— Goal of the exercise —
Report how many lines in the listing below include the string "major", and write nothing more.

Segment Start: Data for processing

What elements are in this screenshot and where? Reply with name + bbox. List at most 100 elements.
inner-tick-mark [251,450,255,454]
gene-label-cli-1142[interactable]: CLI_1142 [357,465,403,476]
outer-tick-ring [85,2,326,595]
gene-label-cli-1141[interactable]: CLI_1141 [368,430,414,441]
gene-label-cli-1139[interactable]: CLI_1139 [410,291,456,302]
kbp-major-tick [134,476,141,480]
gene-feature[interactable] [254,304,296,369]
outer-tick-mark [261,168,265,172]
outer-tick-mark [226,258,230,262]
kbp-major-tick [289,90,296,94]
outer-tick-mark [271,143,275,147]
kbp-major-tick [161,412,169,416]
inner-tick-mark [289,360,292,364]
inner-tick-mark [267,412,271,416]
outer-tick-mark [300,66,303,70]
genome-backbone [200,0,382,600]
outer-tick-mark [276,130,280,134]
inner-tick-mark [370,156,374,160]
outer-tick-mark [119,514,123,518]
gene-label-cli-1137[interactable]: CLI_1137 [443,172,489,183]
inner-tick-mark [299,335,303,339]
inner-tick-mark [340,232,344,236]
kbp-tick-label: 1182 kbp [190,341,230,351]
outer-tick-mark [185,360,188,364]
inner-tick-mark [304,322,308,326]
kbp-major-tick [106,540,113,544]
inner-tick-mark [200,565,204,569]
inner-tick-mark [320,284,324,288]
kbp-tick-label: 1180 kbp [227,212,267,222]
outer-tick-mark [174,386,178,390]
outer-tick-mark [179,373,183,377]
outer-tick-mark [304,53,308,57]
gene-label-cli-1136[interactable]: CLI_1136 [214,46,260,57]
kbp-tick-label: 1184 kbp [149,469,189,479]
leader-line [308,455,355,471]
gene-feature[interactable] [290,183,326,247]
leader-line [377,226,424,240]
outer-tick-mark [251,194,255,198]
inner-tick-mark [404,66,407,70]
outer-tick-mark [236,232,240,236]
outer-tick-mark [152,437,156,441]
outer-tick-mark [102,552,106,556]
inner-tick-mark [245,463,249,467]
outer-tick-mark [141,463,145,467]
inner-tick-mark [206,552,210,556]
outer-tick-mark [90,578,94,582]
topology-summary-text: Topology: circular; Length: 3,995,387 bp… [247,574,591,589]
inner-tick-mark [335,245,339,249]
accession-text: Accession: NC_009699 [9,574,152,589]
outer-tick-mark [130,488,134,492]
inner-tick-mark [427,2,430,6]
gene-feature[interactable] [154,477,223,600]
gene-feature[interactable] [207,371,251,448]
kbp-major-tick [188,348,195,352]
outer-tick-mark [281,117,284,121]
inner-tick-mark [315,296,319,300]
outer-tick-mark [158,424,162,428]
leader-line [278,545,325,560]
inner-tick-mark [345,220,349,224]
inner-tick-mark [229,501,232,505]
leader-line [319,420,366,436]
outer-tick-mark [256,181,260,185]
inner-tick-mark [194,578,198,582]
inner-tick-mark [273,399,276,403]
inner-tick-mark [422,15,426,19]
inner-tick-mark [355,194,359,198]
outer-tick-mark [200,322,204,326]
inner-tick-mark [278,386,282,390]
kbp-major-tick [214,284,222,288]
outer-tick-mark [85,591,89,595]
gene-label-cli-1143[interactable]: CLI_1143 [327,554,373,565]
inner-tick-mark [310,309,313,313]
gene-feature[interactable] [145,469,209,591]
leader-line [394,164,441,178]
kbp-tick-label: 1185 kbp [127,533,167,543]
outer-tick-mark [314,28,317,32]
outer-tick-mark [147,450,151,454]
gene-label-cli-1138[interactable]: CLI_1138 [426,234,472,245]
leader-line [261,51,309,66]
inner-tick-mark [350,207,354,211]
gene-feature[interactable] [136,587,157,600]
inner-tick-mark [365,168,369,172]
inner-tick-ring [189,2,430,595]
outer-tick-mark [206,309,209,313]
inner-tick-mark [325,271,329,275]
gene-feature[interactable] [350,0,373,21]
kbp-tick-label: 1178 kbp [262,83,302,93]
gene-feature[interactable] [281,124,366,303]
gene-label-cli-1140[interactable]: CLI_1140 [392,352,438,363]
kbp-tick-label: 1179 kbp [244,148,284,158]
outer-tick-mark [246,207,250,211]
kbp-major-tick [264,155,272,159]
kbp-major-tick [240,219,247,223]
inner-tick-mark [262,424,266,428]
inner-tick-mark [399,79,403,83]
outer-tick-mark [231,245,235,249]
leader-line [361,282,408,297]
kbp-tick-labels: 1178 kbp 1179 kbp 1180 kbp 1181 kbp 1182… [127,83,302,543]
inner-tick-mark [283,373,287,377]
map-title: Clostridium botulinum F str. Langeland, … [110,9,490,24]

Segment End: Data for processing

— Result of the task —
8